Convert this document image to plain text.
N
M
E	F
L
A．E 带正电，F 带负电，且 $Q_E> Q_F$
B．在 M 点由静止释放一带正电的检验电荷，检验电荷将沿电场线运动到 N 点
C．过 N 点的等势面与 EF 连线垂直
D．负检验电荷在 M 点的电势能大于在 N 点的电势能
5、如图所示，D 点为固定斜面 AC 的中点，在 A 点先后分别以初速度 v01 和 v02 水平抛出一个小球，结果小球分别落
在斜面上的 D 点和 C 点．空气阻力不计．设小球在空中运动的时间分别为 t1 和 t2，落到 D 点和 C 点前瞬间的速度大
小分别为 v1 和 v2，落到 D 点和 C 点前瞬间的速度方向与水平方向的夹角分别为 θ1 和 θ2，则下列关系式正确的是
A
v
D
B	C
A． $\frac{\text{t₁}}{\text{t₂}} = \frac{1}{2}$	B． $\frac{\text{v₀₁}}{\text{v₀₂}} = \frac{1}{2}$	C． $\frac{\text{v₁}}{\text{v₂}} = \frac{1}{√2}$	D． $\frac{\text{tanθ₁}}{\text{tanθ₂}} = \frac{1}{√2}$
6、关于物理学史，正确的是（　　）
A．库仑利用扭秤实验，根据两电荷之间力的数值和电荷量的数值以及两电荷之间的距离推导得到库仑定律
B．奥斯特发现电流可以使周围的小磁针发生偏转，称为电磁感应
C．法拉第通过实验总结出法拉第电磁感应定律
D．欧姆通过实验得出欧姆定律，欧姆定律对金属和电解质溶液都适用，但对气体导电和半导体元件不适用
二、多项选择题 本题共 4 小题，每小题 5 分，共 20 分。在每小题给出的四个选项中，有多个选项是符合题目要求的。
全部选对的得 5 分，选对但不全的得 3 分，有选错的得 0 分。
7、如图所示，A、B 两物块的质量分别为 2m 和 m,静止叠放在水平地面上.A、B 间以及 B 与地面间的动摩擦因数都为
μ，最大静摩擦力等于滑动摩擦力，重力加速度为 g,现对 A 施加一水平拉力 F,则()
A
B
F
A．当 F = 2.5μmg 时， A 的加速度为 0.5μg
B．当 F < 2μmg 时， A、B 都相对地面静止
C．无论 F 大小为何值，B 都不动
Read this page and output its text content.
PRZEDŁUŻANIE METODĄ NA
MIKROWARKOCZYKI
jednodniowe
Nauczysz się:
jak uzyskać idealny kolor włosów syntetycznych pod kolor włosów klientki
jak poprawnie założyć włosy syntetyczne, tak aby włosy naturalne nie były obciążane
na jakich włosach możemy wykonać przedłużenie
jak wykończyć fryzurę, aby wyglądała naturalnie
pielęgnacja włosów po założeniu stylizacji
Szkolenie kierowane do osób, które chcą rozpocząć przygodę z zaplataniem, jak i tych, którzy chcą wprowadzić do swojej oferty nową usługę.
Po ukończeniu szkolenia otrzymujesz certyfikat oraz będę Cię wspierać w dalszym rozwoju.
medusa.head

Exercise description → Determine how many lines of the listing hold the word "włosów" and reply with that figure alone.

Reply → 2